◆ Instructions for the task: Below is the data. Give it again, complete and exact.
=-=-=
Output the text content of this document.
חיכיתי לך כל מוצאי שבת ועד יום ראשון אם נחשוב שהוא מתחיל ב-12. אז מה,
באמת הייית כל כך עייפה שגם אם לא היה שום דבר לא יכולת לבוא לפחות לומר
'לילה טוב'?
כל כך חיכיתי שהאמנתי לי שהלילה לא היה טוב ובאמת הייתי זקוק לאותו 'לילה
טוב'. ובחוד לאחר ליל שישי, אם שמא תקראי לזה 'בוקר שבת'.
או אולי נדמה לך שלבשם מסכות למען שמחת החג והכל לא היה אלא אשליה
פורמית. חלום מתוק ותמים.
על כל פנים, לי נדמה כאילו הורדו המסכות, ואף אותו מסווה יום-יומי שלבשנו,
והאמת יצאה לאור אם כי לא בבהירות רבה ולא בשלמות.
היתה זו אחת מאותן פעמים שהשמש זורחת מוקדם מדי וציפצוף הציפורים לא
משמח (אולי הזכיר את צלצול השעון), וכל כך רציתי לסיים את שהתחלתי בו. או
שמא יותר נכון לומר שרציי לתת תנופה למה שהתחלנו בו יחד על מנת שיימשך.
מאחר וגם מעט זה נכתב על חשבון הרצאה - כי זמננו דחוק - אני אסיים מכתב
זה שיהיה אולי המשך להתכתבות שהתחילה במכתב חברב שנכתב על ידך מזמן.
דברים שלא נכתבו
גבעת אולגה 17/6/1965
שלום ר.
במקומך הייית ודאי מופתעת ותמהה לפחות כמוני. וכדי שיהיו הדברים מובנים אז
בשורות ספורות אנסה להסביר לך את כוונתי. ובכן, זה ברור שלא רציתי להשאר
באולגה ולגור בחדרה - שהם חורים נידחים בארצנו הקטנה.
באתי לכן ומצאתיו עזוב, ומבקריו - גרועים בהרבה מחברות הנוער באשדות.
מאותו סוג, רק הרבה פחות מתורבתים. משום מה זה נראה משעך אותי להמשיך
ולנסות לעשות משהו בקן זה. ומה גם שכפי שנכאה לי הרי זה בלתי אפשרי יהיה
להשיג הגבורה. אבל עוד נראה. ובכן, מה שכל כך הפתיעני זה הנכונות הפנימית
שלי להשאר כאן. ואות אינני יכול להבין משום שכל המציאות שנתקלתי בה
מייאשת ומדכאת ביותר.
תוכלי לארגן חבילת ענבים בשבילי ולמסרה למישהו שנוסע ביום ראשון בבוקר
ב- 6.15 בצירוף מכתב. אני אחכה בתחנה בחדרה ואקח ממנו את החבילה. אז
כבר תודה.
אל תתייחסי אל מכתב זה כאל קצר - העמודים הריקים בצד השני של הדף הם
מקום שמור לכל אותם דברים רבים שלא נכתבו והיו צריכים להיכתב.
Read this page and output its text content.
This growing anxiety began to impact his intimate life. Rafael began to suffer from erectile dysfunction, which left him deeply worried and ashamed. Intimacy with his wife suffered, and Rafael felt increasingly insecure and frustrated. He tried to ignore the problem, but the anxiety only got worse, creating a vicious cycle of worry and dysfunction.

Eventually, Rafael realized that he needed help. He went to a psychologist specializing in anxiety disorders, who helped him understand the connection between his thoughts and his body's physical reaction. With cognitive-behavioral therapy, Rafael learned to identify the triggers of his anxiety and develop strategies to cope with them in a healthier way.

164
=-=-=
◆ Reply:
Output the text content of this document.
חיכיתי לך כל מוצאי שבת ועד יום ראשון אם נחשוב שהוא מתחיל ב-12. אז מה,
באמת הייית כל כך עייפה שגם אם לא היה שום דבר לא יכולת לבוא לפחות לומר
'לילה טוב'?
כל כך חיכיתי שהאמנתי לי שהלילה לא היה טוב ובאמת הייתי זקוק לאותו 'לילה
טוב'. ובחוד לאחר ליל שישי, אם שמא תקראי לזה 'בוקר שבת'.
או אולי נדמה לך שלבשם מסכות למען שמחת החג והכל לא היה אלא אשליה
פורמית. חלום מתוק ותמים.
על כל פנים, לי נדמה כאילו הורדו המסכות, ואף אותו מסווה יום-יומי שלבשנו,
והאמת יצאה לאור אם כי לא בבהירות רבה ולא בשלמות.
היתה זו אחת מאותן פעמים שהשמש זורחת מוקדם מדי וציפצוף הציפורים לא
משמח (אולי הזכיר את צלצול השעון), וכל כך רציתי לסיים את שהתחלתי בו. או
שמא יותר נכון לומר שרציי לתת תנופה למה שהתחלנו בו יחד על מנת שיימשך.
מאחר וגם מעט זה נכתב על חשבון הרצאה - כי זמננו דחוק - אני אסיים מכתב
זה שיהיה אולי המשך להתכתבות שהתחילה במכתב חברב שנכתב על ידך מזמן.
דברים שלא נכתבו
גבעת אולגה 17/6/1965
שלום ר.
במקומך הייית ודאי מופתעת ותמהה לפחות כמוני. וכדי שיהיו הדברים מובנים אז
בשורות ספורות אנסה להסביר לך את כוונתי. ובכן, זה ברור שלא רציתי להשאר
באולגה ולגור בחדרה - שהם חורים נידחים בארצנו הקטנה.
באתי לכן ומצאתיו עזוב, ומבקריו - גרועים בהרבה מחברות הנוער באשדות.
מאותו סוג, רק הרבה פחות מתורבתים. משום מה זה נראה משעך אותי להמשיך
ולנסות לעשות משהו בקן זה. ומה גם שכפי שנכאה לי הרי זה בלתי אפשרי יהיה
להשיג הגבורה. אבל עוד נראה. ובכן, מה שכל כך הפתיעני זה הנכונות הפנימית
שלי להשאר כאן. ואות אינני יכול להבין משום שכל המציאות שנתקלתי בה
מייאשת ומדכאת ביותר.
תוכלי לארגן חבילת ענבים בשבילי ולמסרה למישהו שנוסע ביום ראשון בבוקר
ב- 6.15 בצירוף מכתב. אני אחכה בתחנה בחדרה ואקח ממנו את החבילה. אז
כבר תודה.
אל תתייחסי אל מכתב זה כאל קצר - העמודים הריקים בצד השני של הדף הם
מקום שמור לכל אותם דברים רבים שלא נכתבו והיו צריכים להיכתב.
Read this page and output its text content.
This growing anxiety began to impact his intimate life. Rafael began to suffer from erectile dysfunction, which left him deeply worried and ashamed. Intimacy with his wife suffered, and Rafael felt increasingly insecure and frustrated. He tried to ignore the problem, but the anxiety only got worse, creating a vicious cycle of worry and dysfunction.

Eventually, Rafael realized that he needed help. He went to a psychologist specializing in anxiety disorders, who helped him understand the connection between his thoughts and his body's physical reaction. With cognitive-behavioral therapy, Rafael learned to identify the triggers of his anxiety and develop strategies to cope with them in a healthier way.

164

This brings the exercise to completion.